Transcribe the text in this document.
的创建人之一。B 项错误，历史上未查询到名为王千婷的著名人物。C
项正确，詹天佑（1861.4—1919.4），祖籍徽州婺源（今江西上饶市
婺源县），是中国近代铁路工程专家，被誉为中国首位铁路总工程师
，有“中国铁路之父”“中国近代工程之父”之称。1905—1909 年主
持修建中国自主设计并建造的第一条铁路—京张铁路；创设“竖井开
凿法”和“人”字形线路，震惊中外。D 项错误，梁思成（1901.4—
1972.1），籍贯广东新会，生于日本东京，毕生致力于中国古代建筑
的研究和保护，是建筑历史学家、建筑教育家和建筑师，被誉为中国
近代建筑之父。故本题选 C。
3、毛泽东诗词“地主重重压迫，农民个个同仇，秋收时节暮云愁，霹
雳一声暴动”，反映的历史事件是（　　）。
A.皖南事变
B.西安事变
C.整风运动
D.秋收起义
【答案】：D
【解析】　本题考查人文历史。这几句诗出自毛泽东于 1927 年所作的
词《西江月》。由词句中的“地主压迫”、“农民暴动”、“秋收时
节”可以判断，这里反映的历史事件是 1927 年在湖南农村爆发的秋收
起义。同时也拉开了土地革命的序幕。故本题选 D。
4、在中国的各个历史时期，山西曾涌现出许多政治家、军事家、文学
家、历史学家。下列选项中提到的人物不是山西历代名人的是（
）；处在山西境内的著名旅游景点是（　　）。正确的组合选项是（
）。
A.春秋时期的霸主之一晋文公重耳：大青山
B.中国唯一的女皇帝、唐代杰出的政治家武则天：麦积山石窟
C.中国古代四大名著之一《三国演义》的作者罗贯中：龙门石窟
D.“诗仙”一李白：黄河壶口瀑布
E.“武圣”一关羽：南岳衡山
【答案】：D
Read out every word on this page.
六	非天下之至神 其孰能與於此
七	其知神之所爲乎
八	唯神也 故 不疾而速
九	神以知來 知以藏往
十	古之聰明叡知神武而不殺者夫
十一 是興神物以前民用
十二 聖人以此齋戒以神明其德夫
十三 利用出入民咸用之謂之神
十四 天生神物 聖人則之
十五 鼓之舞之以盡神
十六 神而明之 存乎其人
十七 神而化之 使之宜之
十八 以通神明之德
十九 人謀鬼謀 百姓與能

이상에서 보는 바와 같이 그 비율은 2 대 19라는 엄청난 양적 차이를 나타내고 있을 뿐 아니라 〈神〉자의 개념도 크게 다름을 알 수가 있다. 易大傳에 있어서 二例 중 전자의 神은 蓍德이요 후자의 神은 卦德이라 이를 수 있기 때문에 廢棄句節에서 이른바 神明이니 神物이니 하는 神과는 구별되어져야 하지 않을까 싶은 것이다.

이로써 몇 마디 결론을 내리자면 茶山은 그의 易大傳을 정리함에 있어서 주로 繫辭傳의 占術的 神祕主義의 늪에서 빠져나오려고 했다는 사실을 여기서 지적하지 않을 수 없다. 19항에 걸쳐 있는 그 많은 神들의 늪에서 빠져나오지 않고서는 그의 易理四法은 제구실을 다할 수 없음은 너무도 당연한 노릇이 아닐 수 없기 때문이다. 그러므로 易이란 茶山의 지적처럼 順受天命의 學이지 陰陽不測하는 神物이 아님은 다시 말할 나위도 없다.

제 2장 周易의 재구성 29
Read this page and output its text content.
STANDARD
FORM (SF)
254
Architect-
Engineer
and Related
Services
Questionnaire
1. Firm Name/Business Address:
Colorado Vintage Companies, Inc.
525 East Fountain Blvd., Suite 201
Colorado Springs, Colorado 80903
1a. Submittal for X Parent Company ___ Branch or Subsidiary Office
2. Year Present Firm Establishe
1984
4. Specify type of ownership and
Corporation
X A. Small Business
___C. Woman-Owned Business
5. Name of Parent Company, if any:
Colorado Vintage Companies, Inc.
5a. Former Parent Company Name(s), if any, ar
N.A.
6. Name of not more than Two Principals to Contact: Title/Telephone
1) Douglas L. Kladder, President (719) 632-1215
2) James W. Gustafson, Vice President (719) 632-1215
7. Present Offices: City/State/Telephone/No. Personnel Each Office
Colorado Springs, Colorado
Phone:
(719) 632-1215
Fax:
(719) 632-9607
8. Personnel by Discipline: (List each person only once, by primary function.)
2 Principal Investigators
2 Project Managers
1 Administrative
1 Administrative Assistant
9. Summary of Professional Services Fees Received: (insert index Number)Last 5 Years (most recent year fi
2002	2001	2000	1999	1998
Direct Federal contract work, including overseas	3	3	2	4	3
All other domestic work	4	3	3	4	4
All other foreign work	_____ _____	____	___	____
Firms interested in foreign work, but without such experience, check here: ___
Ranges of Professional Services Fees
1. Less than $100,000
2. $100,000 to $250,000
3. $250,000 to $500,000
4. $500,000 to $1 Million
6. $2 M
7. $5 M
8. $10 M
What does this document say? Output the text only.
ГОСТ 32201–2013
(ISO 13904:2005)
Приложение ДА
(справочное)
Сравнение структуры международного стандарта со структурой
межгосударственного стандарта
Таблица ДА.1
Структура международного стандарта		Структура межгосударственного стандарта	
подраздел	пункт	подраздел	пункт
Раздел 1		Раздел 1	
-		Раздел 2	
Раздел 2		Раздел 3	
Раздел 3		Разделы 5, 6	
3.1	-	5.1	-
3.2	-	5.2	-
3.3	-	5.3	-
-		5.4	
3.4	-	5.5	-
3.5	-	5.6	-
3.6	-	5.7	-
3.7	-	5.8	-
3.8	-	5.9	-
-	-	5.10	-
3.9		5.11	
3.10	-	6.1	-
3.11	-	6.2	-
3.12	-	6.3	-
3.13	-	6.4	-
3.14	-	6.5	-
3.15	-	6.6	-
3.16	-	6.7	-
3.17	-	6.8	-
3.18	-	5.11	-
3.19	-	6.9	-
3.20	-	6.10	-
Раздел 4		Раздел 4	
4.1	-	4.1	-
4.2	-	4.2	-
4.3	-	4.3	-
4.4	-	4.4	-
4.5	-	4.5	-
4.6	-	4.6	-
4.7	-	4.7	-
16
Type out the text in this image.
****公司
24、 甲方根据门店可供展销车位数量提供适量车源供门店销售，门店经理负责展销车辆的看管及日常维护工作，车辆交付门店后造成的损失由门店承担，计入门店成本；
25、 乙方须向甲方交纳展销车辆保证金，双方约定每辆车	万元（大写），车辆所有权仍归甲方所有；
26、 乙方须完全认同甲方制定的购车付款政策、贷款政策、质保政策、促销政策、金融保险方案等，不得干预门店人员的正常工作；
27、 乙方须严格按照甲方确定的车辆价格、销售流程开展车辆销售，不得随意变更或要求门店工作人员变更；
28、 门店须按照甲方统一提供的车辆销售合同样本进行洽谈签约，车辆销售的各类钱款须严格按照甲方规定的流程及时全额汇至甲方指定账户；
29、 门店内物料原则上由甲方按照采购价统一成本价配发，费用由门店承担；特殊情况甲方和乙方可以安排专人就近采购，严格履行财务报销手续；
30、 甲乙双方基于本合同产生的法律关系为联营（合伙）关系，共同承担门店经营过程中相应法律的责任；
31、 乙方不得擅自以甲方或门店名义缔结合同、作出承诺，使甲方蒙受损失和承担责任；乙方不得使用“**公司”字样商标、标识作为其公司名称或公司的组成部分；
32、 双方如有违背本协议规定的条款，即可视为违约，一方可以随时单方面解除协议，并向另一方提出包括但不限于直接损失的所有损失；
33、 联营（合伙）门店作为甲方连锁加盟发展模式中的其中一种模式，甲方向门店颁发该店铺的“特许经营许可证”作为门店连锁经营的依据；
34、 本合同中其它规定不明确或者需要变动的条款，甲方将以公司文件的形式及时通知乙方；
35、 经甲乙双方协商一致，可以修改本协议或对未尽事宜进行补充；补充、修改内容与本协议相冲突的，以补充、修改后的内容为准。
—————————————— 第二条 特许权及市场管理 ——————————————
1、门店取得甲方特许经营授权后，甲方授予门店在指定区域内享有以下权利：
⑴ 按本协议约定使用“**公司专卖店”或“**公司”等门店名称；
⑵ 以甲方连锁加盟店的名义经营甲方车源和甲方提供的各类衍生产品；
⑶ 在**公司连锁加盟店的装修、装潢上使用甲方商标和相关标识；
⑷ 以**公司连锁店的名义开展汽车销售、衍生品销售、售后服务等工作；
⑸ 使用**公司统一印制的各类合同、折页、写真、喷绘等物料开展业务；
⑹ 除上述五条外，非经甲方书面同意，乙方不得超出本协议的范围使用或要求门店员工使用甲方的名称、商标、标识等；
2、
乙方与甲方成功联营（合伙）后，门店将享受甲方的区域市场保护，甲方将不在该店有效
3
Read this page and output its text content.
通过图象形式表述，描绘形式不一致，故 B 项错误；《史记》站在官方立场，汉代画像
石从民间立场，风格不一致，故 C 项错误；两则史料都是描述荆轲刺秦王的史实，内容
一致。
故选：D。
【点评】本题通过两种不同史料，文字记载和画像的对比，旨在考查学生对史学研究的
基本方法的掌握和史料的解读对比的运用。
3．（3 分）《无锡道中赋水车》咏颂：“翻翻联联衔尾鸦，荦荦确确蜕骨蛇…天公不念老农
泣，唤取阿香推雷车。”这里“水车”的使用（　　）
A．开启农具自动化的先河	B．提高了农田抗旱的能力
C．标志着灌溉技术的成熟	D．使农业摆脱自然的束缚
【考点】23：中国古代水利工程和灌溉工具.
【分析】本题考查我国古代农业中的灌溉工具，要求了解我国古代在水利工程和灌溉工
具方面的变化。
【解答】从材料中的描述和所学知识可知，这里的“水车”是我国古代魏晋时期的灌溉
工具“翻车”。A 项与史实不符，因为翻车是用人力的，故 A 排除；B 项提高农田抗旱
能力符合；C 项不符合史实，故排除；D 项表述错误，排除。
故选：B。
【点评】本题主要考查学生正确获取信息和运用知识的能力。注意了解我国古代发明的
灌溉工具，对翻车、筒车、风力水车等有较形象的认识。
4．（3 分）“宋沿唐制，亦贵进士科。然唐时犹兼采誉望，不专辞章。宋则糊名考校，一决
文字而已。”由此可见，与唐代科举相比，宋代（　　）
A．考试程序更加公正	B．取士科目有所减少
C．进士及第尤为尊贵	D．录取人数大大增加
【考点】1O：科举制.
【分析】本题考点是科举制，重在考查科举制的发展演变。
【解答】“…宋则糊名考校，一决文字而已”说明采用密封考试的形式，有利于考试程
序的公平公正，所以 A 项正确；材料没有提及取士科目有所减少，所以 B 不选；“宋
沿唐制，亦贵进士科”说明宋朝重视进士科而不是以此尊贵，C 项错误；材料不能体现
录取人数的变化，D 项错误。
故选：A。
• • • •
INSTRUCTIONS TO FOLLOW | Looking at the listing above, count the lines that contain "only" and give nothing but the number.

FINAL RESULT | 2